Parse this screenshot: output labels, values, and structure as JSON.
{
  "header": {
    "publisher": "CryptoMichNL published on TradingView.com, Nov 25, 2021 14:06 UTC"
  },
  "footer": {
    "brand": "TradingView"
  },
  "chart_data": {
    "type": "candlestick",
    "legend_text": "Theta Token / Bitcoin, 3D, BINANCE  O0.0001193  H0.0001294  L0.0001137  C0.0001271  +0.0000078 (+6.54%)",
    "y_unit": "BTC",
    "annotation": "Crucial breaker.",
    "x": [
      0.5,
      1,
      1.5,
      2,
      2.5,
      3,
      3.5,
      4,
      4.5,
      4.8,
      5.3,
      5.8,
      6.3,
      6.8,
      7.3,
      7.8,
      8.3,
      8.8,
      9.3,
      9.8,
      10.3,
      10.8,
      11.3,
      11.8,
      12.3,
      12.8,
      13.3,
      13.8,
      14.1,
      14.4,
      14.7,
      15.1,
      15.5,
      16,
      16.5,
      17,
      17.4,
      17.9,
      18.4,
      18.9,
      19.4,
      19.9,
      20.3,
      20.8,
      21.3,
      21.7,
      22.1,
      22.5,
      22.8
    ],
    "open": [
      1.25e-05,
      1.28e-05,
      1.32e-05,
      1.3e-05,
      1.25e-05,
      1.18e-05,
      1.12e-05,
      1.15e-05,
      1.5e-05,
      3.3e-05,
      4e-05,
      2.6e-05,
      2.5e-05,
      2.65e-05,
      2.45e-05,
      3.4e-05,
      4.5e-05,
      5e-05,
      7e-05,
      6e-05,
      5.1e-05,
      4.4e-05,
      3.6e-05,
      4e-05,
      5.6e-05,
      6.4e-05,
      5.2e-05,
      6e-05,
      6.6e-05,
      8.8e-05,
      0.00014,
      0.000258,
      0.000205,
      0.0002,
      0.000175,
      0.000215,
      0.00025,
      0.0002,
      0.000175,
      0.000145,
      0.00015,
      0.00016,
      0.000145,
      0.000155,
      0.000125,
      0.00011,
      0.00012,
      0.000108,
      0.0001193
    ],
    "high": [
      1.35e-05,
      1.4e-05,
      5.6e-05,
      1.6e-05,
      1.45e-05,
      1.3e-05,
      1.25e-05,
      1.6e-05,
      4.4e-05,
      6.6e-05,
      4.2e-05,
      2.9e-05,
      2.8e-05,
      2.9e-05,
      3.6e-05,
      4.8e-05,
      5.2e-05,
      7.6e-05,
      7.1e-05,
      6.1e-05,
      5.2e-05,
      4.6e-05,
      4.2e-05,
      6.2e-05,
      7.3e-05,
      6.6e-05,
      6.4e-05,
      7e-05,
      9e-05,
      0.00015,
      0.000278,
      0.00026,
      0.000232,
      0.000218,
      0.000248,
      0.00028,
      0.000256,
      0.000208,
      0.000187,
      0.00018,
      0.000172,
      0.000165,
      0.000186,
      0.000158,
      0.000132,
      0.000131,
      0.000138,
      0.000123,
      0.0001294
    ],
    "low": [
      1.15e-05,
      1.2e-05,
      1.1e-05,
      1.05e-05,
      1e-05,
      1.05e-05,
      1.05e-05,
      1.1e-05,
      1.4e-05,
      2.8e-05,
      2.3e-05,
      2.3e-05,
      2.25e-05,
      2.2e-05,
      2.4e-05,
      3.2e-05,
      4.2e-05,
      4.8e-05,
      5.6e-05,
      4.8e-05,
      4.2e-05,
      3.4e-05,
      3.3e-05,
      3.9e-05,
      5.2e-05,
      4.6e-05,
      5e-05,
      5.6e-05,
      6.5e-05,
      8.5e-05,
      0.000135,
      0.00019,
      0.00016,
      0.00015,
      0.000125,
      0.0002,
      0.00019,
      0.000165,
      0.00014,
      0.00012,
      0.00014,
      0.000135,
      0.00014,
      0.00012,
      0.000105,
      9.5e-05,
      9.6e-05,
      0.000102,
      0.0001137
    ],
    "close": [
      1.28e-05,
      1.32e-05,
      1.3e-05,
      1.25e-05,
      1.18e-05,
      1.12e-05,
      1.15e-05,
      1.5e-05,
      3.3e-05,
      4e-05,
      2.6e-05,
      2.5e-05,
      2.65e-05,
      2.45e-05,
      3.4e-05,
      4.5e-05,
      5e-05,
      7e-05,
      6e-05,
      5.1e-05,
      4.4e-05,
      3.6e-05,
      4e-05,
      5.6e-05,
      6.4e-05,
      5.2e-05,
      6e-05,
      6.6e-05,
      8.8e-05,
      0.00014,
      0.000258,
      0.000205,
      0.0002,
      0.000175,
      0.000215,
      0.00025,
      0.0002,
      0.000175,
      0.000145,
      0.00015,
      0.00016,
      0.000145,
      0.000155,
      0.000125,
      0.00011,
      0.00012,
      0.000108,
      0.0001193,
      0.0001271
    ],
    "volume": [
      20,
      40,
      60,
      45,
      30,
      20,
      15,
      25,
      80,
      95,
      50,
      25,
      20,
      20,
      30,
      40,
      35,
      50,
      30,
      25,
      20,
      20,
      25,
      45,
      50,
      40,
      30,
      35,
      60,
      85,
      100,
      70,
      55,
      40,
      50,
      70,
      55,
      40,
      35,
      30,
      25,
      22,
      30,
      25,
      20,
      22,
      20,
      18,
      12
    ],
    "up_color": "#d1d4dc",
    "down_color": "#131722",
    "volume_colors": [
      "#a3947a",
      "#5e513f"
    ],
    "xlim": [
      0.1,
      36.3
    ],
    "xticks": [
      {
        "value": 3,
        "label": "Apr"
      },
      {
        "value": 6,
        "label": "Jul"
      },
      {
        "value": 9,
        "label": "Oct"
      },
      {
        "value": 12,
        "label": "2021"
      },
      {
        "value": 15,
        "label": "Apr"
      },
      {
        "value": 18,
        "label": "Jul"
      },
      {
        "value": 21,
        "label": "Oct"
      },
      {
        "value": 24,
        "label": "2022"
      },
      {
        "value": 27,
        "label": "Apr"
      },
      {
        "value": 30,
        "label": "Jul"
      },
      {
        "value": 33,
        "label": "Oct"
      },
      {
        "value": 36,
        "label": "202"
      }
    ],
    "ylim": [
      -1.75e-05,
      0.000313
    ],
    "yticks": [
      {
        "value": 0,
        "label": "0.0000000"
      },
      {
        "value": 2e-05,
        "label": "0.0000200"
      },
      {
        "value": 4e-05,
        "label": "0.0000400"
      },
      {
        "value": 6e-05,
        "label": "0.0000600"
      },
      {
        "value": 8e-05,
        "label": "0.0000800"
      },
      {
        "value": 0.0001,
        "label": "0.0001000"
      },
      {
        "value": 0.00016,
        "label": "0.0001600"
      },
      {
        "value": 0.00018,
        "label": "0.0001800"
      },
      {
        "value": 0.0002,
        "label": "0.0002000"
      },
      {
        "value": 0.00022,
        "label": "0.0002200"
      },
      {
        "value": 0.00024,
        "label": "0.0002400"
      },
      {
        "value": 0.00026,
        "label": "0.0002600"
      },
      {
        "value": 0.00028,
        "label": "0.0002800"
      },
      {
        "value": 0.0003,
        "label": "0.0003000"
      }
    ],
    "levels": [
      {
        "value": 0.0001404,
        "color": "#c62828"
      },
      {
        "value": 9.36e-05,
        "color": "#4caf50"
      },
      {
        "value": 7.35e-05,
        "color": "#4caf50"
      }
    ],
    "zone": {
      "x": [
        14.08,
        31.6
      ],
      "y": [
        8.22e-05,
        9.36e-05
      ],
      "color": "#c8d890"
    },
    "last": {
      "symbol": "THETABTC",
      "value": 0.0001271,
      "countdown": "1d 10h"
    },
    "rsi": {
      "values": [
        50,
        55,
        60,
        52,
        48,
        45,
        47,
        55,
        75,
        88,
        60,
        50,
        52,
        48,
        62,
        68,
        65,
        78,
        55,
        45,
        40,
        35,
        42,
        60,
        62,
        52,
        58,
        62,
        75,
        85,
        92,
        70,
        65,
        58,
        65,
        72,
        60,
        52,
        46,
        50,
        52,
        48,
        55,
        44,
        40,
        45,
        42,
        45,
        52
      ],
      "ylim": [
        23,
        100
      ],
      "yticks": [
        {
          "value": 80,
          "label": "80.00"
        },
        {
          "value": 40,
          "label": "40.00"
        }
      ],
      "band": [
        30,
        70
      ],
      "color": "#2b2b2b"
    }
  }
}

----------

Problem to solve: Tally how many lines of the records hold the word "TradingView". Answer with the number only.

Correct response: 2